## start

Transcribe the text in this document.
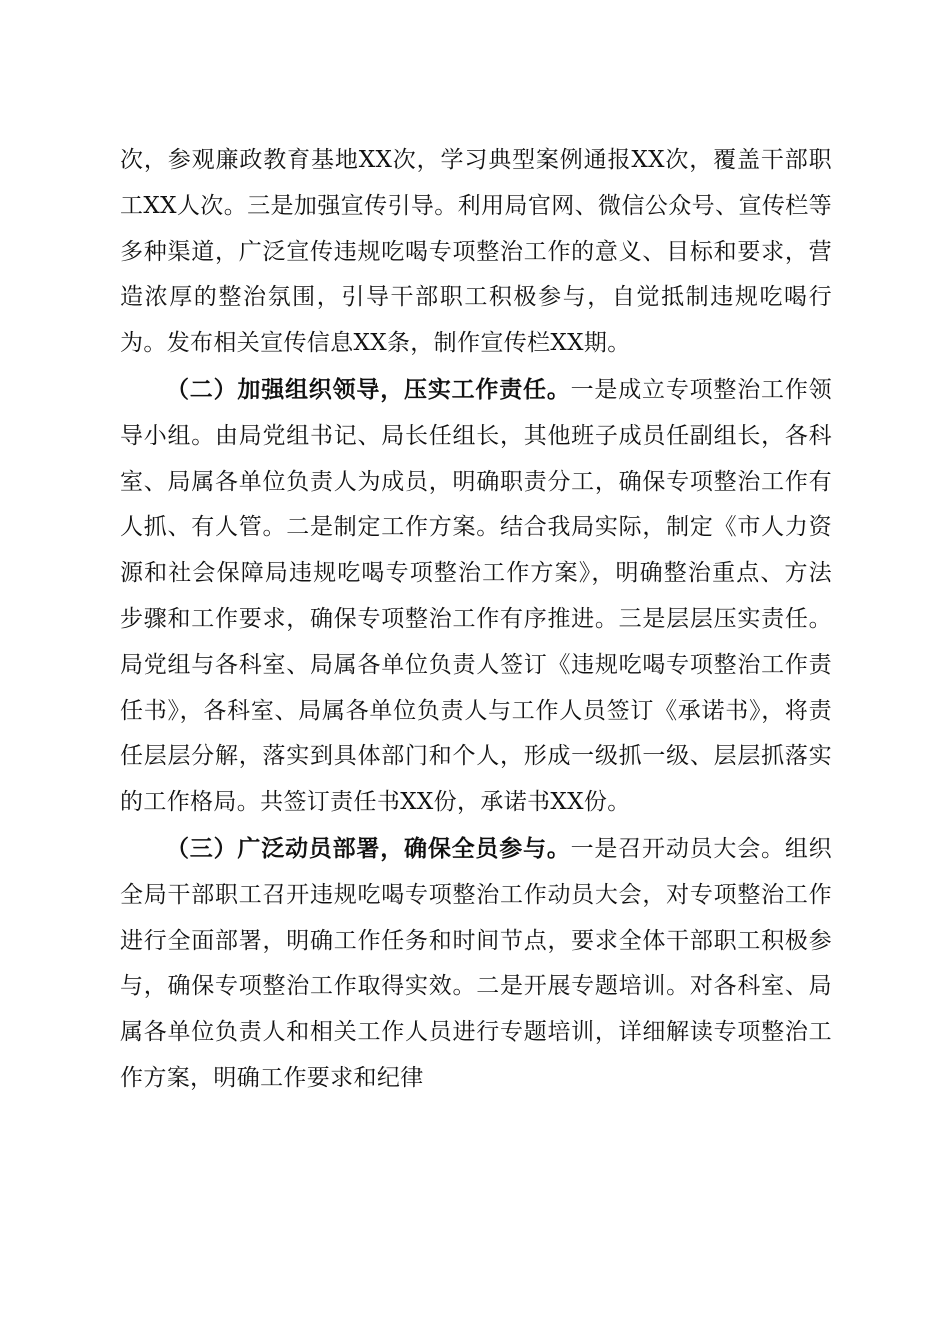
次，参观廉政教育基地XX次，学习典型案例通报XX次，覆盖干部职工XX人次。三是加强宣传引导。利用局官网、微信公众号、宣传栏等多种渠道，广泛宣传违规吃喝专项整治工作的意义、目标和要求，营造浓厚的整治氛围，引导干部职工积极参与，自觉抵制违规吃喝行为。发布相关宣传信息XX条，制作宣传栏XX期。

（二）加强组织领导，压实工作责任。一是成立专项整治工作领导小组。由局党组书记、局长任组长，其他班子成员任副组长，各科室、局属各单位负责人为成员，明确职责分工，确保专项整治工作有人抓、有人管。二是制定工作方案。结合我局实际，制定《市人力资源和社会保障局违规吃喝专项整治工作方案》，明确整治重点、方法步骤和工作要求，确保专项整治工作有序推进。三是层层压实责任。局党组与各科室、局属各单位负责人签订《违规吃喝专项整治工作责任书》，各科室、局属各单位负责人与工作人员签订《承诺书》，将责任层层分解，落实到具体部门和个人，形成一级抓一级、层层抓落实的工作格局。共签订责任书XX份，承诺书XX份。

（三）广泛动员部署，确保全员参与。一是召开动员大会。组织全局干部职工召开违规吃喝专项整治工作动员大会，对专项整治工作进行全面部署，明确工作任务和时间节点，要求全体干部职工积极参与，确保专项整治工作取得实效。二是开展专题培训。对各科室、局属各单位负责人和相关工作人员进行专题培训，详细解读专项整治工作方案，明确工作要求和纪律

## end
## start

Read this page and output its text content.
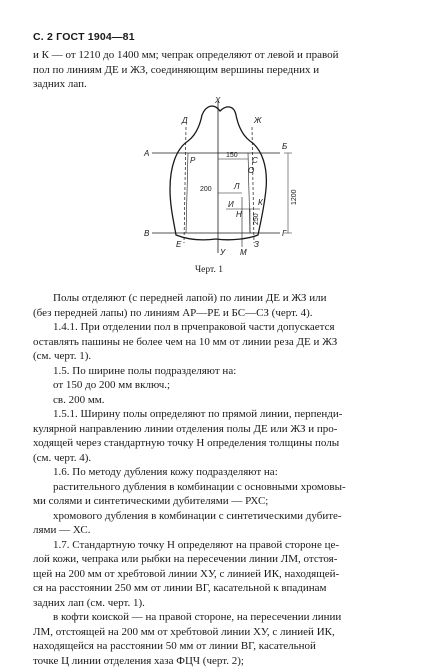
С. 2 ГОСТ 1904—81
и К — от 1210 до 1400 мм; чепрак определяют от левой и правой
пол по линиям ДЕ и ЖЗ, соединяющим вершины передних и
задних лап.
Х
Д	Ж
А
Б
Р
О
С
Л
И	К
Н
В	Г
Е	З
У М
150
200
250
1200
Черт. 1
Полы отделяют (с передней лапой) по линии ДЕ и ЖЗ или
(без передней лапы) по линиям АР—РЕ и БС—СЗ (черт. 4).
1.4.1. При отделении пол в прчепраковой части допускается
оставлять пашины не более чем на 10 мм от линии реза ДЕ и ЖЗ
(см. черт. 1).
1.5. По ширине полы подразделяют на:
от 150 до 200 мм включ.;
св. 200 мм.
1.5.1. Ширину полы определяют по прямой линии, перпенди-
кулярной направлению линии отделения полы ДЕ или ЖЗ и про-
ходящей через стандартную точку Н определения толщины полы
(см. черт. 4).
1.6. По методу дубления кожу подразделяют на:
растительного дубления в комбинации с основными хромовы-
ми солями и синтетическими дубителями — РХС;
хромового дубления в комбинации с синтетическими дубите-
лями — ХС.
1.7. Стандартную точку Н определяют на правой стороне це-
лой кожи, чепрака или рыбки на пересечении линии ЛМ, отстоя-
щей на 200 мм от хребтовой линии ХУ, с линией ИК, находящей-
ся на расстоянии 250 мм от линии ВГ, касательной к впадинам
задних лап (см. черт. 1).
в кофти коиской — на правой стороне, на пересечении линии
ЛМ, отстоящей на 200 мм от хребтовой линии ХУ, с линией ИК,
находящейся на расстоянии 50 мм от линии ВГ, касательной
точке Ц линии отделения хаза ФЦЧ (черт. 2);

## end

Written problem
Count the lines of these entries that hold the string "подразделяют", and give only that number.

Answer for this exercise
2